Stored dataset items
┌──

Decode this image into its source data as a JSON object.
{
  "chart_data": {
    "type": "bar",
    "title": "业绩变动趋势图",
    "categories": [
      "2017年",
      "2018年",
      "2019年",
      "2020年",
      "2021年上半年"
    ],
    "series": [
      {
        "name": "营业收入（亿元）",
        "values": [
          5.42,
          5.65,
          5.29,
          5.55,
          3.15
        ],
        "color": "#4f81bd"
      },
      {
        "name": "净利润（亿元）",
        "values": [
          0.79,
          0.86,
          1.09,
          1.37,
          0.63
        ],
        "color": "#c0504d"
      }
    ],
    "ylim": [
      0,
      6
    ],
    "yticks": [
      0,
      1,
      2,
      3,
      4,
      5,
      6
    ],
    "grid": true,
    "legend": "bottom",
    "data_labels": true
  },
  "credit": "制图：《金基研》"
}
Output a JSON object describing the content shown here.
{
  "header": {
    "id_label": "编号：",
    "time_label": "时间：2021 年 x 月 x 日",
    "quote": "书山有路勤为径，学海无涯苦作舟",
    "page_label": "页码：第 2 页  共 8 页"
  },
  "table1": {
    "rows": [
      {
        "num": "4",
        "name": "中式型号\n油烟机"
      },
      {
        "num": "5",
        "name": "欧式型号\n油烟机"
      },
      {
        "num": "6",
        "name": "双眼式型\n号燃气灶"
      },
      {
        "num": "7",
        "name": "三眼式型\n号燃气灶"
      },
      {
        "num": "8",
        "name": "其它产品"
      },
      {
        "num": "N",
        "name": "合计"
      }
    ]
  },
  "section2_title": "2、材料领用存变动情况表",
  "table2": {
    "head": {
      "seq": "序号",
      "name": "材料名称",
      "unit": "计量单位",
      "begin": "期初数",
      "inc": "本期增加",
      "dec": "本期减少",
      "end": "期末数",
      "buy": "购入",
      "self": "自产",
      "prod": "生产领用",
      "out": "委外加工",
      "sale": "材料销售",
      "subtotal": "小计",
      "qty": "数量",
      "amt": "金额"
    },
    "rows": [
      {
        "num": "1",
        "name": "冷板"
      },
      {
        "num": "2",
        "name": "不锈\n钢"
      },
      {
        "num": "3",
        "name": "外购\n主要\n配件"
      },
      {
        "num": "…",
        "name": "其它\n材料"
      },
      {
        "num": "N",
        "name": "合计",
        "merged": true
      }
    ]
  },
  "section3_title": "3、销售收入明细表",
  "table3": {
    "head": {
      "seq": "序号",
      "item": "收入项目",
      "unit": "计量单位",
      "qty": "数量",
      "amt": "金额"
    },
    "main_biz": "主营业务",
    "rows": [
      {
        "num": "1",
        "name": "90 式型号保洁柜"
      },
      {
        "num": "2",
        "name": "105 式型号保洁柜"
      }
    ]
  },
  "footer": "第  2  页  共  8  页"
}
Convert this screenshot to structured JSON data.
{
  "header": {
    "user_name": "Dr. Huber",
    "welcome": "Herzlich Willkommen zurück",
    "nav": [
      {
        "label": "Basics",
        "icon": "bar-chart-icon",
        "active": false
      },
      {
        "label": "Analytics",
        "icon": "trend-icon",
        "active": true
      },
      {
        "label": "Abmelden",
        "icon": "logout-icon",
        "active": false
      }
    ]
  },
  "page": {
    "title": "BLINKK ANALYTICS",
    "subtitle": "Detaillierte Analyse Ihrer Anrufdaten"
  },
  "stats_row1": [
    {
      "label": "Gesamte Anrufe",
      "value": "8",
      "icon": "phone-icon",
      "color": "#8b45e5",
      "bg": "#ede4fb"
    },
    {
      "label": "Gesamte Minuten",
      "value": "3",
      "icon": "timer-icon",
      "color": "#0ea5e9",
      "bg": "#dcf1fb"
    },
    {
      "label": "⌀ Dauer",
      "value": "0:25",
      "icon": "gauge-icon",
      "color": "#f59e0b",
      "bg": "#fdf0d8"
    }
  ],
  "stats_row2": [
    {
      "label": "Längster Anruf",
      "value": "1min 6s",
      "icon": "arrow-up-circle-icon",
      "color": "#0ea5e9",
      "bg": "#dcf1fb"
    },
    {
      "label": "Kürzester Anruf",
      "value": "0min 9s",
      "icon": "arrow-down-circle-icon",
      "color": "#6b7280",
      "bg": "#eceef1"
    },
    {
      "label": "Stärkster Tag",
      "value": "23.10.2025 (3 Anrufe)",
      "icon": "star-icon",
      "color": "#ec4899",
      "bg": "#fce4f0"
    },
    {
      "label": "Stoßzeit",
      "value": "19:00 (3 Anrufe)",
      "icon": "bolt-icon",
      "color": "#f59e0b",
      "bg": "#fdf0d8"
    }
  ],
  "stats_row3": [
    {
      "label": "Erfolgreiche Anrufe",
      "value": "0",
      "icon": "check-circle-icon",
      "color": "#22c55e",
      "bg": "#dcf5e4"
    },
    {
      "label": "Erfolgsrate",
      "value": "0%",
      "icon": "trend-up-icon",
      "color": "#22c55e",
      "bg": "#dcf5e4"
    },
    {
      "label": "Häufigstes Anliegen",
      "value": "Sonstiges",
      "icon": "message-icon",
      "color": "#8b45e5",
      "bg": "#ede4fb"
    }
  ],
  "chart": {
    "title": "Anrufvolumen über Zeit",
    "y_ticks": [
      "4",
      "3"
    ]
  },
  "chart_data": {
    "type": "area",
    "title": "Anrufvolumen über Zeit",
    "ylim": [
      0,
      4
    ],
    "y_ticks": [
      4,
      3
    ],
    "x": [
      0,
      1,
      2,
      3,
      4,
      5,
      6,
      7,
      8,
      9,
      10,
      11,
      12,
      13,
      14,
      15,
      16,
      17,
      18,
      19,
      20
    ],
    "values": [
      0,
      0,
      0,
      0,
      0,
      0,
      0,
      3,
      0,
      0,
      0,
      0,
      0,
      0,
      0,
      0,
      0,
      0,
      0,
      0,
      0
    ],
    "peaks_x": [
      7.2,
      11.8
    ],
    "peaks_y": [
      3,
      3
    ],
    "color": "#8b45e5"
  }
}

└──

Goal of the exercise
Give all the entries again exactly; leave none out.

Solution for this task
Decode this image into its source data as a JSON object.
{
  "chart_data": {
    "type": "bar",
    "title": "业绩变动趋势图",
    "categories": [
      "2017年",
      "2018年",
      "2019年",
      "2020年",
      "2021年上半年"
    ],
    "series": [
      {
        "name": "营业收入（亿元）",
        "values": [
          5.42,
          5.65,
          5.29,
          5.55,
          3.15
        ],
        "color": "#4f81bd"
      },
      {
        "name": "净利润（亿元）",
        "values": [
          0.79,
          0.86,
          1.09,
          1.37,
          0.63
        ],
        "color": "#c0504d"
      }
    ],
    "ylim": [
      0,
      6
    ],
    "yticks": [
      0,
      1,
      2,
      3,
      4,
      5,
      6
    ],
    "grid": true,
    "legend": "bottom",
    "data_labels": true
  },
  "credit": "制图：《金基研》"
}
Output a JSON object describing the content shown here.
{
  "header": {
    "id_label": "编号：",
    "time_label": "时间：2021 年 x 月 x 日",
    "quote": "书山有路勤为径，学海无涯苦作舟",
    "page_label": "页码：第 2 页  共 8 页"
  },
  "table1": {
    "rows": [
      {
        "num": "4",
        "name": "中式型号\n油烟机"
      },
      {
        "num": "5",
        "name": "欧式型号\n油烟机"
      },
      {
        "num": "6",
        "name": "双眼式型\n号燃气灶"
      },
      {
        "num": "7",
        "name": "三眼式型\n号燃气灶"
      },
      {
        "num": "8",
        "name": "其它产品"
      },
      {
        "num": "N",
        "name": "合计"
      }
    ]
  },
  "section2_title": "2、材料领用存变动情况表",
  "table2": {
    "head": {
      "seq": "序号",
      "name": "材料名称",
      "unit": "计量单位",
      "begin": "期初数",
      "inc": "本期增加",
      "dec": "本期减少",
      "end": "期末数",
      "buy": "购入",
      "self": "自产",
      "prod": "生产领用",
      "out": "委外加工",
      "sale": "材料销售",
      "subtotal": "小计",
      "qty": "数量",
      "amt": "金额"
    },
    "rows": [
      {
        "num": "1",
        "name": "冷板"
      },
      {
        "num": "2",
        "name": "不锈\n钢"
      },
      {
        "num": "3",
        "name": "外购\n主要\n配件"
      },
      {
        "num": "…",
        "name": "其它\n材料"
      },
      {
        "num": "N",
        "name": "合计",
        "merged": true
      }
    ]
  },
  "section3_title": "3、销售收入明细表",
  "table3": {
    "head": {
      "seq": "序号",
      "item": "收入项目",
      "unit": "计量单位",
      "qty": "数量",
      "amt": "金额"
    },
    "main_biz": "主营业务",
    "rows": [
      {
        "num": "1",
        "name": "90 式型号保洁柜"
      },
      {
        "num": "2",
        "name": "105 式型号保洁柜"
      }
    ]
  },
  "footer": "第  2  页  共  8  页"
}
Convert this screenshot to structured JSON data.
{
  "header": {
    "user_name": "Dr. Huber",
    "welcome": "Herzlich Willkommen zurück",
    "nav": [
      {
        "label": "Basics",
        "icon": "bar-chart-icon",
        "active": false
      },
      {
        "label": "Analytics",
        "icon": "trend-icon",
        "active": true
      },
      {
        "label": "Abmelden",
        "icon": "logout-icon",
        "active": false
      }
    ]
  },
  "page": {
    "title": "BLINKK ANALYTICS",
    "subtitle": "Detaillierte Analyse Ihrer Anrufdaten"
  },
  "stats_row1": [
    {
      "label": "Gesamte Anrufe",
      "value": "8",
      "icon": "phone-icon",
      "color": "#8b45e5",
      "bg": "#ede4fb"
    },
    {
      "label": "Gesamte Minuten",
      "value": "3",
      "icon": "timer-icon",
      "color": "#0ea5e9",
      "bg": "#dcf1fb"
    },
    {
      "label": "⌀ Dauer",
      "value": "0:25",
      "icon": "gauge-icon",
      "color": "#f59e0b",
      "bg": "#fdf0d8"
    }
  ],
  "stats_row2": [
    {
      "label": "Längster Anruf",
      "value": "1min 6s",
      "icon": "arrow-up-circle-icon",
      "color": "#0ea5e9",
      "bg": "#dcf1fb"
    },
    {
      "label": "Kürzester Anruf",
      "value": "0min 9s",
      "icon": "arrow-down-circle-icon",
      "color": "#6b7280",
      "bg": "#eceef1"
    },
    {
      "label": "Stärkster Tag",
      "value": "23.10.2025 (3 Anrufe)",
      "icon": "star-icon",
      "color": "#ec4899",
      "bg": "#fce4f0"
    },
    {
      "label": "Stoßzeit",
      "value": "19:00 (3 Anrufe)",
      "icon": "bolt-icon",
      "color": "#f59e0b",
      "bg": "#fdf0d8"
    }
  ],
  "stats_row3": [
    {
      "label": "Erfolgreiche Anrufe",
      "value": "0",
      "icon": "check-circle-icon",
      "color": "#22c55e",
      "bg": "#dcf5e4"
    },
    {
      "label": "Erfolgsrate",
      "value": "0%",
      "icon": "trend-up-icon",
      "color": "#22c55e",
      "bg": "#dcf5e4"
    },
    {
      "label": "Häufigstes Anliegen",
      "value": "Sonstiges",
      "icon": "message-icon",
      "color": "#8b45e5",
      "bg": "#ede4fb"
    }
  ],
  "chart": {
    "title": "Anrufvolumen über Zeit",
    "y_ticks": [
      "4",
      "3"
    ]
  },
  "chart_data": {
    "type": "area",
    "title": "Anrufvolumen über Zeit",
    "ylim": [
      0,
      4
    ],
    "y_ticks": [
      4,
      3
    ],
    "x": [
      0,
      1,
      2,
      3,
      4,
      5,
      6,
      7,
      8,
      9,
      10,
      11,
      12,
      13,
      14,
      15,
      16,
      17,
      18,
      19,
      20
    ],
    "values": [
      0,
      0,
      0,
      0,
      0,
      0,
      0,
      3,
      0,
      0,
      0,
      0,
      0,
      0,
      0,
      0,
      0,
      0,
      0,
      0,
      0
    ],
    "peaks_x": [
      7.2,
      11.8
    ],
    "peaks_y": [
      3,
      3
    ],
    "color": "#8b45e5"
  }
}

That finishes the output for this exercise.